--- START ---
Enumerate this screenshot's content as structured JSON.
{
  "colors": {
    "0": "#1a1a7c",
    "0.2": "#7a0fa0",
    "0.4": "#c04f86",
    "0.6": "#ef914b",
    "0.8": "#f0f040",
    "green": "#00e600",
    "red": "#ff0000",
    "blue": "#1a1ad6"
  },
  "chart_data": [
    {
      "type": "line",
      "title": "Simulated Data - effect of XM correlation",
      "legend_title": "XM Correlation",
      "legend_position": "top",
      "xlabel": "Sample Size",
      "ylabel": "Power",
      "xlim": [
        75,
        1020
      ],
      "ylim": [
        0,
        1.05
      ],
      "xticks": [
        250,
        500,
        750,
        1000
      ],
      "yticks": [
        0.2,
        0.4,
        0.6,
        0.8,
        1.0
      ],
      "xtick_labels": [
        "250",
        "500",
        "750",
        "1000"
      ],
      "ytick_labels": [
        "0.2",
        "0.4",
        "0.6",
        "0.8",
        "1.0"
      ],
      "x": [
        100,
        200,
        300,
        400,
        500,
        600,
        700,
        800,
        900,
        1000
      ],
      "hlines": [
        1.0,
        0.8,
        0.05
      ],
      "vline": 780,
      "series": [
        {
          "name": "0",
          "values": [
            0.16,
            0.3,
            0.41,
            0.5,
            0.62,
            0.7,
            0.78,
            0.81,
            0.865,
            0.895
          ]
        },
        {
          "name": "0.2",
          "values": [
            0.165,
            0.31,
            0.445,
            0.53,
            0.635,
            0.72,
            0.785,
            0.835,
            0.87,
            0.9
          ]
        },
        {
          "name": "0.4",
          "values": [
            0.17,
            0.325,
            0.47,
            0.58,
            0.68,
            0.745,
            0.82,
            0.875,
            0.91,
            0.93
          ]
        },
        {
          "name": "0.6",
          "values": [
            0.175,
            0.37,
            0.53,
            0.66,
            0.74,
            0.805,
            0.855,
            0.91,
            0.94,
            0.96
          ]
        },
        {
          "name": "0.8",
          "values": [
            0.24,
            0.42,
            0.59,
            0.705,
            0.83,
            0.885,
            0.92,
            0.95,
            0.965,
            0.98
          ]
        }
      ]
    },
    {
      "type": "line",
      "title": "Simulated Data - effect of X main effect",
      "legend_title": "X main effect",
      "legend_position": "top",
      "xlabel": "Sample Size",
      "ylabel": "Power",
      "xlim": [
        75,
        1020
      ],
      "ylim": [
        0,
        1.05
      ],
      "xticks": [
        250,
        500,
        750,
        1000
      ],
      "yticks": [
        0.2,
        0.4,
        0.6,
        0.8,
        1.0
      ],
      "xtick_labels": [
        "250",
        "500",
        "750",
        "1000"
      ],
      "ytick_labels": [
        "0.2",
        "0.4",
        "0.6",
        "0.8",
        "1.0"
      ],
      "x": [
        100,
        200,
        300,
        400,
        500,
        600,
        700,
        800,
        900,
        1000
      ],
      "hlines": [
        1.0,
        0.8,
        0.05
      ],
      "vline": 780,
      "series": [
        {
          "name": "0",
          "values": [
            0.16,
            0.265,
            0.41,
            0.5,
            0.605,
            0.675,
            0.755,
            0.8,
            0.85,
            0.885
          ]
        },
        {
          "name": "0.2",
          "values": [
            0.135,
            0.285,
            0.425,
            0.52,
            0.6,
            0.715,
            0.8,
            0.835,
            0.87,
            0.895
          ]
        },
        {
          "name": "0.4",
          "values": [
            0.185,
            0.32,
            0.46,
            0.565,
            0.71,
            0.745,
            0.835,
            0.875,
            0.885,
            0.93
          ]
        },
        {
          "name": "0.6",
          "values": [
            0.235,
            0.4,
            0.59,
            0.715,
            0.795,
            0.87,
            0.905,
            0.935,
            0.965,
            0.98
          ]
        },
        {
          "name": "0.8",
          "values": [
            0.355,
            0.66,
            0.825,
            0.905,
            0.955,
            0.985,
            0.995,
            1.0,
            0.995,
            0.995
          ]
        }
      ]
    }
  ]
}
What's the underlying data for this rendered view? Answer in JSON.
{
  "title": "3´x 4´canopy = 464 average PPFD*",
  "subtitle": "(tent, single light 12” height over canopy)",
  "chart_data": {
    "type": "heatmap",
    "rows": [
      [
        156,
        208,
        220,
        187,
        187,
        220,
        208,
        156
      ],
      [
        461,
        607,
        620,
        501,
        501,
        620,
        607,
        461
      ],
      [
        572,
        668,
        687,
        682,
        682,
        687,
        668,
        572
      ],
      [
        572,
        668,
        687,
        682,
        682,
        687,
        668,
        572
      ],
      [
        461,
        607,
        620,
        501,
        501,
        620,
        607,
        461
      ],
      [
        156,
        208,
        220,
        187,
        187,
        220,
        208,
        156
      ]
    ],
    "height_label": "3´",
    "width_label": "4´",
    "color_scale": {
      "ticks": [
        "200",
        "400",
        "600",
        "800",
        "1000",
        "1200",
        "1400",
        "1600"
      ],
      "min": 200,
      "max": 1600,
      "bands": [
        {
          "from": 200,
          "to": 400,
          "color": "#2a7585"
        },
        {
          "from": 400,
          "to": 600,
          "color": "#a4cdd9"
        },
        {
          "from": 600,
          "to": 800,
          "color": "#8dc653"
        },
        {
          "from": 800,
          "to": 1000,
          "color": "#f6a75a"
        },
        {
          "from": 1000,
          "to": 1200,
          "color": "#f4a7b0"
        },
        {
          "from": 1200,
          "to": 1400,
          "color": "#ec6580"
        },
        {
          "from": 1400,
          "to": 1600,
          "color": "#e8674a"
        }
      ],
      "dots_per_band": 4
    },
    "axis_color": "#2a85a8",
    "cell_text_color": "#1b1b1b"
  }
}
--- END ---
» DIRECTIVE: Find each line holding the word "main" and copy it.

» OUTPUT BELOW:
      "title": "Simulated Data - effect of X main effect",
      "legend_title": "X main effect",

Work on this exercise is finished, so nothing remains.